*DATA EXTRACT*
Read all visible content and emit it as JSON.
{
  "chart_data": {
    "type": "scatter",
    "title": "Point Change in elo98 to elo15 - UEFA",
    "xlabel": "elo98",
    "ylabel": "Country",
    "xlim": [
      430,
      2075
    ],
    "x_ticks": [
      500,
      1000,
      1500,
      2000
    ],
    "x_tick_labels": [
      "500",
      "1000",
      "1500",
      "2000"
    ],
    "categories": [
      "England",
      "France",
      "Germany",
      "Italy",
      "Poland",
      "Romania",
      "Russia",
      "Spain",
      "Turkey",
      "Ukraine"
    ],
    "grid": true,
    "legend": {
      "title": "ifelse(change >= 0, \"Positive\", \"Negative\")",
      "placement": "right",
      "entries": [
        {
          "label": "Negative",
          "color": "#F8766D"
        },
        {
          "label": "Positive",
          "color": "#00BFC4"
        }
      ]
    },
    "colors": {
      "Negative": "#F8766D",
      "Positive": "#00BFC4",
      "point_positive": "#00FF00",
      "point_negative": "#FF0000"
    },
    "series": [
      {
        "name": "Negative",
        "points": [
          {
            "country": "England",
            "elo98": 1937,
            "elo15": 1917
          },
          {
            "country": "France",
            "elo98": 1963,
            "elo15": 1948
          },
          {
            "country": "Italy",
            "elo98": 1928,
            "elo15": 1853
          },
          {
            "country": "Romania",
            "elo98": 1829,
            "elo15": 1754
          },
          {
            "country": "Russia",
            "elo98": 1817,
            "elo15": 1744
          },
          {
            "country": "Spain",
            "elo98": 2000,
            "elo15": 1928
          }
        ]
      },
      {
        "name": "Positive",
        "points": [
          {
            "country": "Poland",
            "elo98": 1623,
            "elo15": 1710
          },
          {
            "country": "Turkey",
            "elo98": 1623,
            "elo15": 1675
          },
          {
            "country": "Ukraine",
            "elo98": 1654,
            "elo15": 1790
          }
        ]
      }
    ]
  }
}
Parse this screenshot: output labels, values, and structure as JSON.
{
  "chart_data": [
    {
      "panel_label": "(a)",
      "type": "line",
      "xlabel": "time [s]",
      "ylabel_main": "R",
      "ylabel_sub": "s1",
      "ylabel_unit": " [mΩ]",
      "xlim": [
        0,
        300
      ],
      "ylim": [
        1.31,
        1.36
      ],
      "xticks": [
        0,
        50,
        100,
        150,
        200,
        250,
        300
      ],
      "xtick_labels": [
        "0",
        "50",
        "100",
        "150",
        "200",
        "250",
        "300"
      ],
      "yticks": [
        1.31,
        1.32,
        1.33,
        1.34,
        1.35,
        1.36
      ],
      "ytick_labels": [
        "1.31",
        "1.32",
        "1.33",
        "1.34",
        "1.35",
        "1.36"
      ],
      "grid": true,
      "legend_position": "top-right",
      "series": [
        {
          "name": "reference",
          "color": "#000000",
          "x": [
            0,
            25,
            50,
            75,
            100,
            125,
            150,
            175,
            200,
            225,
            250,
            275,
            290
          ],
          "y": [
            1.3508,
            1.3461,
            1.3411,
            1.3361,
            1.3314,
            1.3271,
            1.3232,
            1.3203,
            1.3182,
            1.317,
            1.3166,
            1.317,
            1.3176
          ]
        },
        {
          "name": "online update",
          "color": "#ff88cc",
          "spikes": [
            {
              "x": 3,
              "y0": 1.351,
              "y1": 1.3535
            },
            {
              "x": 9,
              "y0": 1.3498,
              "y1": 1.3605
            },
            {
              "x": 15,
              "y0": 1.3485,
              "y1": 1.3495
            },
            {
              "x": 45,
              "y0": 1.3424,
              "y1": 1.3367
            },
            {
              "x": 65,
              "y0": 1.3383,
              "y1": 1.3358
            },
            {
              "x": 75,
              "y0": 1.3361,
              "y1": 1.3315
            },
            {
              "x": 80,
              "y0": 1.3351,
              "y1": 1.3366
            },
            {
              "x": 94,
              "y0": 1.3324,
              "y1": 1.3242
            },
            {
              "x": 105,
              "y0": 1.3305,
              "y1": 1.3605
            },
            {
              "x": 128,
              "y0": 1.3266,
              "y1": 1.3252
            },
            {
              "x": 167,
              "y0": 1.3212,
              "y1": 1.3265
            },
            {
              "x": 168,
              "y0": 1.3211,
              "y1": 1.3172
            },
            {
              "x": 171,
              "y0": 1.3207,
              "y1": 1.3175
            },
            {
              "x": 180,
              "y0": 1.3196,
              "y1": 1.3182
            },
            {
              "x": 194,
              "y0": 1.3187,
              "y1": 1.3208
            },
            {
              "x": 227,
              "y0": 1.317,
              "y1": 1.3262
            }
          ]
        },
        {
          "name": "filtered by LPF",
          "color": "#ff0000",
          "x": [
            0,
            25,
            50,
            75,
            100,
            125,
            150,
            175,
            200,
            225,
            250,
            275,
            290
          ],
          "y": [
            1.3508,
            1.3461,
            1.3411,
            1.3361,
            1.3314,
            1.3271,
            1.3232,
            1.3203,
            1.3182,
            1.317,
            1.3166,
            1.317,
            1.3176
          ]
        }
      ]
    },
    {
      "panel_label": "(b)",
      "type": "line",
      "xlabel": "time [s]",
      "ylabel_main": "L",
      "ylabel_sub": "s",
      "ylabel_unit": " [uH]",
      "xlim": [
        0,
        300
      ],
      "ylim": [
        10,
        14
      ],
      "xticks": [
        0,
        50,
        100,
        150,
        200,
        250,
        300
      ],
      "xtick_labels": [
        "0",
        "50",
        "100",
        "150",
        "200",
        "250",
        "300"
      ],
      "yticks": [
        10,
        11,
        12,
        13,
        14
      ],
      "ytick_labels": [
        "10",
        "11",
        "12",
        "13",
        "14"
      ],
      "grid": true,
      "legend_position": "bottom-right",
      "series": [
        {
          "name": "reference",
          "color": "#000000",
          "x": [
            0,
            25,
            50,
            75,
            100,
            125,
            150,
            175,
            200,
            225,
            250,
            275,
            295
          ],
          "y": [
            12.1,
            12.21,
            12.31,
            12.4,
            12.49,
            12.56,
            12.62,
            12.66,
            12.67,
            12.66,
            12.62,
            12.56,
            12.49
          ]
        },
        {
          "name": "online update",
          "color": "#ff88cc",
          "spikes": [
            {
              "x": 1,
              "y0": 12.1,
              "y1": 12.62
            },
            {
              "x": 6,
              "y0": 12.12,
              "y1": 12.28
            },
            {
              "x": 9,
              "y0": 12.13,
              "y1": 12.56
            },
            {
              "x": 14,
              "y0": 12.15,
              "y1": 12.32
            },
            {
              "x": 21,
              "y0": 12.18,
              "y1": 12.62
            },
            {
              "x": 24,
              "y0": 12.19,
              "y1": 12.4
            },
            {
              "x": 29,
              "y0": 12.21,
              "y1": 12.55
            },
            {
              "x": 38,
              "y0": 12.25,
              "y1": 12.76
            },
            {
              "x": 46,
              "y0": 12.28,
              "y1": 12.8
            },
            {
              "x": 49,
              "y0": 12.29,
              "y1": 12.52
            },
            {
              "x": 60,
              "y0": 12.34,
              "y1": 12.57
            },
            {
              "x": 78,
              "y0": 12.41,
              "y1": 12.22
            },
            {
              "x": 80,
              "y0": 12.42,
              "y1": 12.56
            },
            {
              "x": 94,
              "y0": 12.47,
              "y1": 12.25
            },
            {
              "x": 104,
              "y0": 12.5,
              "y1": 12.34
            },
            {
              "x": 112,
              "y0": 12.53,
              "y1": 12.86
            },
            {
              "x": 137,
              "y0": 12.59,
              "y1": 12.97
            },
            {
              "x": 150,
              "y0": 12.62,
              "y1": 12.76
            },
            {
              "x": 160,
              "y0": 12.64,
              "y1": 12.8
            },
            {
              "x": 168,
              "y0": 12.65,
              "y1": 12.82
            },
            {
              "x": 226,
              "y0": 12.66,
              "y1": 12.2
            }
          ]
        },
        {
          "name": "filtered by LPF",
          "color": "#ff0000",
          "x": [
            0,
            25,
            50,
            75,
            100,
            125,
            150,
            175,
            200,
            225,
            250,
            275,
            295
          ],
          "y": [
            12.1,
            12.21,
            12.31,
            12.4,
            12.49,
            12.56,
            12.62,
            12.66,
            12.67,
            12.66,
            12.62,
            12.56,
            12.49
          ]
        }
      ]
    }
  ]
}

*WHAT YOU NEED TO DO*
Using the records given above, list every line that includes the word "JSON".

*TASK OUTPUT*
Read all visible content and emit it as JSON.
Parse this screenshot: output labels, values, and structure as JSON.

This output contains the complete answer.